● TASK OBJECTIVE
Find the line that contains "Convert this document image to plain text." and print it and every line after it, exactly, please.

── DATA TO USE

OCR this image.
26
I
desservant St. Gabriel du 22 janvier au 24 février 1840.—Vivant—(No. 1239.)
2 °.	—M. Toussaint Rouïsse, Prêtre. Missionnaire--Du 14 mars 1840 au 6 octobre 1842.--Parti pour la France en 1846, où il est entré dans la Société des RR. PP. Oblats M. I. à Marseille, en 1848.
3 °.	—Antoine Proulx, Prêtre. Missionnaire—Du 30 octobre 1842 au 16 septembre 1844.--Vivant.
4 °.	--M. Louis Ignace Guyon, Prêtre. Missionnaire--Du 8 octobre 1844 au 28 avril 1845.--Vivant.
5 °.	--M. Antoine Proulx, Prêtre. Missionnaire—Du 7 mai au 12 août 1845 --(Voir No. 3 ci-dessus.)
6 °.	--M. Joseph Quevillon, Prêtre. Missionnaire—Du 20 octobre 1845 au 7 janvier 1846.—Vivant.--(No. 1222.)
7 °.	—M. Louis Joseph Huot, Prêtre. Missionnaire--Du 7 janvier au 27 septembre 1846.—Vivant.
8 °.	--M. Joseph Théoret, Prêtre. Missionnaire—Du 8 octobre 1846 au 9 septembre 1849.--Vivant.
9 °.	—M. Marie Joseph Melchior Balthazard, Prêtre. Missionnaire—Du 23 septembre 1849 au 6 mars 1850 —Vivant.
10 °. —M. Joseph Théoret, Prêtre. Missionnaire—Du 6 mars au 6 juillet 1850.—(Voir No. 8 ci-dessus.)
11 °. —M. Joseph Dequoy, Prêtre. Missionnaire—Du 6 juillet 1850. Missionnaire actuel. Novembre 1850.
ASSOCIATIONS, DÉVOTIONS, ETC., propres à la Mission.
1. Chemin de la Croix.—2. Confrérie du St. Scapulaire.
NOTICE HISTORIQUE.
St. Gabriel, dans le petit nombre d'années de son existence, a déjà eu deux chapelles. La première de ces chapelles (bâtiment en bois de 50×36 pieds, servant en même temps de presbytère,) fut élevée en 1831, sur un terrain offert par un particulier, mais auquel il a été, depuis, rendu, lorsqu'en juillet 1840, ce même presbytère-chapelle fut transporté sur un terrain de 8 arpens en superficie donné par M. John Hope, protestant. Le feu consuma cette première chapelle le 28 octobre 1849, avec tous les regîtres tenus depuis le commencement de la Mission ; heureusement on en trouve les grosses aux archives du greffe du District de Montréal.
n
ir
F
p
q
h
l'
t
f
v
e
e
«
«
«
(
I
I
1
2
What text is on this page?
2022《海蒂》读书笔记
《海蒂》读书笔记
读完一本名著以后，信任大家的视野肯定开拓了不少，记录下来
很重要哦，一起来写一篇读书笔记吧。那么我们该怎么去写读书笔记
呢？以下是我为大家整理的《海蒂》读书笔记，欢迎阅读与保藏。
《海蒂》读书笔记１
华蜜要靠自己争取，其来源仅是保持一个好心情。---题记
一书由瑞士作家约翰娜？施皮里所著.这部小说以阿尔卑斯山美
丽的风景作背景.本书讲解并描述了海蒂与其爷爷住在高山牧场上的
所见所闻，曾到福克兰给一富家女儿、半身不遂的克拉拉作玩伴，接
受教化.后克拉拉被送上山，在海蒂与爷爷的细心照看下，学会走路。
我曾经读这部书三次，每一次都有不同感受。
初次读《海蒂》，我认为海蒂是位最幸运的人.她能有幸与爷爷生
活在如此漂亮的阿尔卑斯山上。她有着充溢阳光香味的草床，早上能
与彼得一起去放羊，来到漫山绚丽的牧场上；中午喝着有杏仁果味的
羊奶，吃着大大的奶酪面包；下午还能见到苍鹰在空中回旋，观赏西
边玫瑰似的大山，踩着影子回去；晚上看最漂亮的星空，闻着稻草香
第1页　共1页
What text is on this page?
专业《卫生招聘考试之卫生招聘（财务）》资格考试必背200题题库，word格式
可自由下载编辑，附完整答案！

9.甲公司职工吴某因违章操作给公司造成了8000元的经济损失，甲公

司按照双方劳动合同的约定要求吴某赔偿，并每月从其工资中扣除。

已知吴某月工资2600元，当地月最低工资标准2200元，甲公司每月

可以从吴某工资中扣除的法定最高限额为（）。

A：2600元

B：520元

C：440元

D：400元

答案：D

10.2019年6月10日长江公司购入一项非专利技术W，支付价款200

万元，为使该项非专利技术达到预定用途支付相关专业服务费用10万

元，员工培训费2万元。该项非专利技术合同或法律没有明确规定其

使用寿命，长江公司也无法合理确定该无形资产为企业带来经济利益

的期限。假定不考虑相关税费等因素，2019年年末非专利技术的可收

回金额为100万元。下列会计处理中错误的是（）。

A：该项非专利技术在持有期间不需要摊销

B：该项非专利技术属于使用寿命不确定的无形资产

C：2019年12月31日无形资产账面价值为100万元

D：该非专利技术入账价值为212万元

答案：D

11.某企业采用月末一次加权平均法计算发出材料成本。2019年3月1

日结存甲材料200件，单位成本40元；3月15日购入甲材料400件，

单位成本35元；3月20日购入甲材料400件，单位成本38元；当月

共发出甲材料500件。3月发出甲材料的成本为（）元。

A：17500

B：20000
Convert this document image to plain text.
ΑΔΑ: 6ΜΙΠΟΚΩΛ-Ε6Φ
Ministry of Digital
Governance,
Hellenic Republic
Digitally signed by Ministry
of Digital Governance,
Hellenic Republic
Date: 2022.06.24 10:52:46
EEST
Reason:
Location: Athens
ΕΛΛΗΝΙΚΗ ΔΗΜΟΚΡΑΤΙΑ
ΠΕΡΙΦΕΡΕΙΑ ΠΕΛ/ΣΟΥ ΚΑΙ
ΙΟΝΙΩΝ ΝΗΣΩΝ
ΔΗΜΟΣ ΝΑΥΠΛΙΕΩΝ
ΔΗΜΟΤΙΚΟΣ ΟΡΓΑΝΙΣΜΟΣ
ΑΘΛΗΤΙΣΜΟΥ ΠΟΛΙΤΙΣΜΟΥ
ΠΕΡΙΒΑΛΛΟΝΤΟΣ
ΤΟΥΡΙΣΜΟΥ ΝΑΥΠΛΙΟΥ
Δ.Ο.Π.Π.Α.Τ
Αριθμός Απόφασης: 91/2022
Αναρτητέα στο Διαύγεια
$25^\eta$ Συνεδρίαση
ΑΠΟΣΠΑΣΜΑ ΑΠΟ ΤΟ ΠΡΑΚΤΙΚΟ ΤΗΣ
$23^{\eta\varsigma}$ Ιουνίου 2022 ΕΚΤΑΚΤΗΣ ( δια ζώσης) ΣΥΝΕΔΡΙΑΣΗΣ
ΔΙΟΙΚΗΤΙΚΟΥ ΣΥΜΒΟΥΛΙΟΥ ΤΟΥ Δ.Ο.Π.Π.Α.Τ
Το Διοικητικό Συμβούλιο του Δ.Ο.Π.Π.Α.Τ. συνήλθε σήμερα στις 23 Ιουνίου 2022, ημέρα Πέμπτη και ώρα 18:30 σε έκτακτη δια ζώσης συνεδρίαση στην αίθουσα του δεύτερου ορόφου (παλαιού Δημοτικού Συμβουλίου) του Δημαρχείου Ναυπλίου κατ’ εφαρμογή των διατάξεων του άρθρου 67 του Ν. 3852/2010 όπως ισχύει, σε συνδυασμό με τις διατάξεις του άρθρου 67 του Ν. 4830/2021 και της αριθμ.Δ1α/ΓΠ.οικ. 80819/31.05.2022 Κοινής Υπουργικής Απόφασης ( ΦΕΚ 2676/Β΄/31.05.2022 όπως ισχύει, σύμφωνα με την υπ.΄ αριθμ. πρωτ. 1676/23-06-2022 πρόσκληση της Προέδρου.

────

● IN RESPONSE
Convert this document image to plain text.
ΑΔΑ: 6ΜΙΠΟΚΩΛ-Ε6Φ
Ministry of Digital
Governance,
Hellenic Republic
Digitally signed by Ministry
of Digital Governance,
Hellenic Republic
Date: 2022.06.24 10:52:46
EEST
Reason:
Location: Athens
ΕΛΛΗΝΙΚΗ ΔΗΜΟΚΡΑΤΙΑ
ΠΕΡΙΦΕΡΕΙΑ ΠΕΛ/ΣΟΥ ΚΑΙ
ΙΟΝΙΩΝ ΝΗΣΩΝ
ΔΗΜΟΣ ΝΑΥΠΛΙΕΩΝ
ΔΗΜΟΤΙΚΟΣ ΟΡΓΑΝΙΣΜΟΣ
ΑΘΛΗΤΙΣΜΟΥ ΠΟΛΙΤΙΣΜΟΥ
ΠΕΡΙΒΑΛΛΟΝΤΟΣ
ΤΟΥΡΙΣΜΟΥ ΝΑΥΠΛΙΟΥ
Δ.Ο.Π.Π.Α.Τ
Αριθμός Απόφασης: 91/2022
Αναρτητέα στο Διαύγεια
$25^\eta$ Συνεδρίαση
ΑΠΟΣΠΑΣΜΑ ΑΠΟ ΤΟ ΠΡΑΚΤΙΚΟ ΤΗΣ
$23^{\eta\varsigma}$ Ιουνίου 2022 ΕΚΤΑΚΤΗΣ ( δια ζώσης) ΣΥΝΕΔΡΙΑΣΗΣ
ΔΙΟΙΚΗΤΙΚΟΥ ΣΥΜΒΟΥΛΙΟΥ ΤΟΥ Δ.Ο.Π.Π.Α.Τ
Το Διοικητικό Συμβούλιο του Δ.Ο.Π.Π.Α.Τ. συνήλθε σήμερα στις 23 Ιουνίου 2022, ημέρα Πέμπτη και ώρα 18:30 σε έκτακτη δια ζώσης συνεδρίαση στην αίθουσα του δεύτερου ορόφου (παλαιού Δημοτικού Συμβουλίου) του Δημαρχείου Ναυπλίου κατ’ εφαρμογή των διατάξεων του άρθρου 67 του Ν. 3852/2010 όπως ισχύει, σε συνδυασμό με τις διατάξεις του άρθρου 67 του Ν. 4830/2021 και της αριθμ.Δ1α/ΓΠ.οικ. 80819/31.05.2022 Κοινής Υπουργικής Απόφασης ( ΦΕΚ 2676/Β΄/31.05.2022 όπως ισχύει, σύμφωνα με την υπ.΄ αριθμ. πρωτ. 1676/23-06-2022 πρόσκληση της Προέδρου.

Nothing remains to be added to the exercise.